=== Exercise ===
Where a line below holds the string "YOURWEBSITEHERE", copy that line.

Collected data entries
"""
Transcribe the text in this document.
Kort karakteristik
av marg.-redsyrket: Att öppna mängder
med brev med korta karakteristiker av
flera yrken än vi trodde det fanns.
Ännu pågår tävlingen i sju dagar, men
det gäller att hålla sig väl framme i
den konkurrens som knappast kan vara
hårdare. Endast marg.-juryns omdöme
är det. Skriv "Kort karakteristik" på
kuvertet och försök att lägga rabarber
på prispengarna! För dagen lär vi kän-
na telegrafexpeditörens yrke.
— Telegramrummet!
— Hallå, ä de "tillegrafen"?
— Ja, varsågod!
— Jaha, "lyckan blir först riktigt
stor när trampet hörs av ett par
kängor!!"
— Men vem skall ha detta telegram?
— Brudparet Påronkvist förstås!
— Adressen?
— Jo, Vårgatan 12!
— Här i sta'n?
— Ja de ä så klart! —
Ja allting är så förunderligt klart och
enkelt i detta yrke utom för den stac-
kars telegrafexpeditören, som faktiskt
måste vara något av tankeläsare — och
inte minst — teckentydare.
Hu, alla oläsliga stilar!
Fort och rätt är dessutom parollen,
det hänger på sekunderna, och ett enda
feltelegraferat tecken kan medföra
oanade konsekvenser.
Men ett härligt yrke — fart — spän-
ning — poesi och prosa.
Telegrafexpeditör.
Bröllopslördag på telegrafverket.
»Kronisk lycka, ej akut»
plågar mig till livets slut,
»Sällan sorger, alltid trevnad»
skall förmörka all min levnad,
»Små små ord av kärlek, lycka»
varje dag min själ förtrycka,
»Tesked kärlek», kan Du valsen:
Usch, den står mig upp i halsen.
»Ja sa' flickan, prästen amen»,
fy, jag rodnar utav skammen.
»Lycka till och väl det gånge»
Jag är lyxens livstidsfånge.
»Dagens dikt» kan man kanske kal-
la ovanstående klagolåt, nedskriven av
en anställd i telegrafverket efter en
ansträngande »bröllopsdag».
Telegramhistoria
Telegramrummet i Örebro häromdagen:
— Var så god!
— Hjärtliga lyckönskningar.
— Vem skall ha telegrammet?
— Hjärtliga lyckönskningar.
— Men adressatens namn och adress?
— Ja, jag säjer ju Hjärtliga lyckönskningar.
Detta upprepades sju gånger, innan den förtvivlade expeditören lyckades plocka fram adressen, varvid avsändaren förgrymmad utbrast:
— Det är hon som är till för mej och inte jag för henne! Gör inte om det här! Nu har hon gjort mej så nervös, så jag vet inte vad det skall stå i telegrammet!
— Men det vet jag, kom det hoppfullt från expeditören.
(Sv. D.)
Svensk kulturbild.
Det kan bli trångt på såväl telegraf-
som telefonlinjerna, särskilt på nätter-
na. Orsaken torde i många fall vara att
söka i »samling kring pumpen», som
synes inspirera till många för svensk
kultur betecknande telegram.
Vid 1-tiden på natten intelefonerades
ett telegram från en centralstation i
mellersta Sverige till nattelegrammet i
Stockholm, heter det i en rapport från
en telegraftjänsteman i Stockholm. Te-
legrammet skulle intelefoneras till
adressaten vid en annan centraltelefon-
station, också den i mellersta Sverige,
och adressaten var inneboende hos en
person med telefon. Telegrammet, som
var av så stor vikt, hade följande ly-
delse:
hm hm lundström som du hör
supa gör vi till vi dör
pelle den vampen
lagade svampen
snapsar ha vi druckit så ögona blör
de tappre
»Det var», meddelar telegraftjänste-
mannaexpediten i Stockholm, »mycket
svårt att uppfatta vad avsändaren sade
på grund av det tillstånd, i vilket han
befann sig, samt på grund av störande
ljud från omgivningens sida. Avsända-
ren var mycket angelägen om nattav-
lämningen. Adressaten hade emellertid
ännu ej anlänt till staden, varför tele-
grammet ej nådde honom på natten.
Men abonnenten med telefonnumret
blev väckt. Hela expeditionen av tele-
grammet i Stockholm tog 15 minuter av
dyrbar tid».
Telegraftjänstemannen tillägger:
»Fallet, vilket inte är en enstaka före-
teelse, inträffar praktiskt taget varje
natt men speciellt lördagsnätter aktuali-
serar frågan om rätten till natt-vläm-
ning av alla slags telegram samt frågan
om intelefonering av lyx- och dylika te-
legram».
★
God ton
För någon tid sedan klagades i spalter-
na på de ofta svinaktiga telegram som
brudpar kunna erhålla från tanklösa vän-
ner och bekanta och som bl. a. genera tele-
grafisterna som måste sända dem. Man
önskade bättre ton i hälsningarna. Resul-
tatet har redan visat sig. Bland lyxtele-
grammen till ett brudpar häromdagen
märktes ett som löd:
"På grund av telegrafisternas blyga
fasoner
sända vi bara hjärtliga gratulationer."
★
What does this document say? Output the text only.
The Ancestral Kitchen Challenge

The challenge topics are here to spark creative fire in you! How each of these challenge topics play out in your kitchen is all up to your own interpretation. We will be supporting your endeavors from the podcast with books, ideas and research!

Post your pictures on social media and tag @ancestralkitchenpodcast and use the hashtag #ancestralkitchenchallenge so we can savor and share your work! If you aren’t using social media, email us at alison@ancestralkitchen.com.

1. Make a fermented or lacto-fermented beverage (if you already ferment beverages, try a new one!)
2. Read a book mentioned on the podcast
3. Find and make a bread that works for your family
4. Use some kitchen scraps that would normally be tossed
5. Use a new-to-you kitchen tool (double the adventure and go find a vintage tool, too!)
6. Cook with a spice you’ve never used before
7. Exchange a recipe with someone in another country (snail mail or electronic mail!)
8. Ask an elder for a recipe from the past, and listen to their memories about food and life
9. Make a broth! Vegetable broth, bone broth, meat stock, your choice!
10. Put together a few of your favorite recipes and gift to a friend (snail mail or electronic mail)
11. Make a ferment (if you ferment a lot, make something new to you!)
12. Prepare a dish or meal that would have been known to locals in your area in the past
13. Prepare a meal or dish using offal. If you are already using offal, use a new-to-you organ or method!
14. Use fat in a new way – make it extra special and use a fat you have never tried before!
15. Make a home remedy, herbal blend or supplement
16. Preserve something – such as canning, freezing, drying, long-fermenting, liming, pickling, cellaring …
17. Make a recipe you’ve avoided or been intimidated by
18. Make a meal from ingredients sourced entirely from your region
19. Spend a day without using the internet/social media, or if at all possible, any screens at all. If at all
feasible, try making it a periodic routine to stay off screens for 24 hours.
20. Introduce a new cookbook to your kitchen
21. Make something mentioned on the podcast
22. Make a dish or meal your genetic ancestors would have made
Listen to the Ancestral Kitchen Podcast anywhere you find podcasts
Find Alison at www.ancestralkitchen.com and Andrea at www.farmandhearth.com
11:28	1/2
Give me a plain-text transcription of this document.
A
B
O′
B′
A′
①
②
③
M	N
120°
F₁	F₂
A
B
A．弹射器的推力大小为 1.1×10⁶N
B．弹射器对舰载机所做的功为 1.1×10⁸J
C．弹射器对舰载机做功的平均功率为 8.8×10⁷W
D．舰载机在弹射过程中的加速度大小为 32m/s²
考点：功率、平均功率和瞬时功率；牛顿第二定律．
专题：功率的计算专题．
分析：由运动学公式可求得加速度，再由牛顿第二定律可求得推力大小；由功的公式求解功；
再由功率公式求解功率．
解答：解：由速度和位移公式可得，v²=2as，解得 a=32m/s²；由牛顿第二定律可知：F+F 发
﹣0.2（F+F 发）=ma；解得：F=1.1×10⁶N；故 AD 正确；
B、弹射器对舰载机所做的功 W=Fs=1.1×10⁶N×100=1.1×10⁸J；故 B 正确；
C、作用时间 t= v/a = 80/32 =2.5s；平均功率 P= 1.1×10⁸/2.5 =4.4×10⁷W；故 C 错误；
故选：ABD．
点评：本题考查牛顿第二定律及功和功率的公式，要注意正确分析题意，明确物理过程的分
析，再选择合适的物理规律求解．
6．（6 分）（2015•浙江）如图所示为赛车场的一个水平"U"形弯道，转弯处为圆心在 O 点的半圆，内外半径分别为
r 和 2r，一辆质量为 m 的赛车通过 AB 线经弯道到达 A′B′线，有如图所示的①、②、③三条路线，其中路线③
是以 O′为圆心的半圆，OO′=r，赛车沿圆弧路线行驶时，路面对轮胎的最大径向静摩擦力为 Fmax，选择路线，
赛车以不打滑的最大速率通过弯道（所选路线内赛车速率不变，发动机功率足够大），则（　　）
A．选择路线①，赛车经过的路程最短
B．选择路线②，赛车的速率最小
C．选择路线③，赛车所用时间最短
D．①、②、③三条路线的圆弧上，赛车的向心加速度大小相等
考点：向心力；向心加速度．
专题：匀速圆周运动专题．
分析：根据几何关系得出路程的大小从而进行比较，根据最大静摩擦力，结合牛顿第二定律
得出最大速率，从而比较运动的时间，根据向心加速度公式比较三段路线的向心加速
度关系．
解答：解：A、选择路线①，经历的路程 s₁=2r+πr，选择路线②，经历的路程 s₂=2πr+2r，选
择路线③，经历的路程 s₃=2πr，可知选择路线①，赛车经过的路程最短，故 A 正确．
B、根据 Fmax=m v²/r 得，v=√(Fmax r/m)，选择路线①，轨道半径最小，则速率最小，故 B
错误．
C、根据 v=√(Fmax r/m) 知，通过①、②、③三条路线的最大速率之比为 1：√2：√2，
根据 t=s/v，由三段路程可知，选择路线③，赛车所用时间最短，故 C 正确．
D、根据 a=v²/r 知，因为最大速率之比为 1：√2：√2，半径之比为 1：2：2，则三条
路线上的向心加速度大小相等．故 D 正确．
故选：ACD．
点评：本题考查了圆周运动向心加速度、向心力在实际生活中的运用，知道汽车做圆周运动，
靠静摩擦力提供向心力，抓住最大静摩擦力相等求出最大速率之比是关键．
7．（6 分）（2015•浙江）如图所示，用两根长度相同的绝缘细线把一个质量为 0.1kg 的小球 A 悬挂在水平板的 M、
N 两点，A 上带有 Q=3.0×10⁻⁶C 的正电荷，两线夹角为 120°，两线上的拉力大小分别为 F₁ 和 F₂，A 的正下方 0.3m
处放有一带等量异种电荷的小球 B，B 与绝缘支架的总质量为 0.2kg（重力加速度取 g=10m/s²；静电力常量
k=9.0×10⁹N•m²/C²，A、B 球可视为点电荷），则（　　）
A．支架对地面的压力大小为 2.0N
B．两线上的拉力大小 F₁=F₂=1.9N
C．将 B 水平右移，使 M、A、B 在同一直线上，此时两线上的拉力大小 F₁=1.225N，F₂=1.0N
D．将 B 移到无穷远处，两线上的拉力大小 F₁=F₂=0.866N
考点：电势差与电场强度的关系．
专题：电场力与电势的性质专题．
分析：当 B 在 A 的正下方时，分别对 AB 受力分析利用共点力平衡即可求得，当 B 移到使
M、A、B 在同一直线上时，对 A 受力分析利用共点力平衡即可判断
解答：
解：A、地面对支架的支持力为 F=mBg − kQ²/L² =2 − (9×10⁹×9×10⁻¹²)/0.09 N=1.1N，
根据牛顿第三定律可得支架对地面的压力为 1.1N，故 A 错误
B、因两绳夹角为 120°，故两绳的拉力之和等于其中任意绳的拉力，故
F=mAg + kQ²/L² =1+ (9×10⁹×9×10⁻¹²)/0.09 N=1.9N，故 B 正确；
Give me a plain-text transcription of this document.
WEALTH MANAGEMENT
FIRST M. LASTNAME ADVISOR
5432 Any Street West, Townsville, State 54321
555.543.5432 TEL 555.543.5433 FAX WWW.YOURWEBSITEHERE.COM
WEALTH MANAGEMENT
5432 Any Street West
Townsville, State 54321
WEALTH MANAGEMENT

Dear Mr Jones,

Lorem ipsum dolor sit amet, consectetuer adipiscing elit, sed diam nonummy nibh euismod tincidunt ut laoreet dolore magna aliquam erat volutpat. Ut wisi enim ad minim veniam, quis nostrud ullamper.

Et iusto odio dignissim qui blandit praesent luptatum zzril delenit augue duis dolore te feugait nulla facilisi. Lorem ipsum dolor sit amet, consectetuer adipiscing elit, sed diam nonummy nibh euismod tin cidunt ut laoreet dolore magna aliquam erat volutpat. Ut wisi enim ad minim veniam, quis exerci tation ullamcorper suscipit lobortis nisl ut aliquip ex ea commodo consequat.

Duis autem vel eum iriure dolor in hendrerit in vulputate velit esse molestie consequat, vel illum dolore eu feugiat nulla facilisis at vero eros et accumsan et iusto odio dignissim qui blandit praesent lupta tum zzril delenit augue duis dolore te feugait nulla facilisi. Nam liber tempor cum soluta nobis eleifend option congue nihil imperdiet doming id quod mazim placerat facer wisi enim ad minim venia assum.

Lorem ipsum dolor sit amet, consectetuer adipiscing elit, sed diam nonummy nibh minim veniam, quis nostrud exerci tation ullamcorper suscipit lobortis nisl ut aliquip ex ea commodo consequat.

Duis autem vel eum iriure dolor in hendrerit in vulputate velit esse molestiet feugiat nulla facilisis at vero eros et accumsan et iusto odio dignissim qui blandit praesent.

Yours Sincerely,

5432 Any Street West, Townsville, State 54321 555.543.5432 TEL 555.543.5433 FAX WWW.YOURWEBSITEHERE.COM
"""
=== Output of the task ===
555.543.5432 TEL 555.543.5433 FAX WWW.YOURWEBSITEHERE.COM
5432 Any Street West, Townsville, State 54321 555.543.5432 TEL 555.543.5433 FAX WWW.YOURWEBSITEHERE.COM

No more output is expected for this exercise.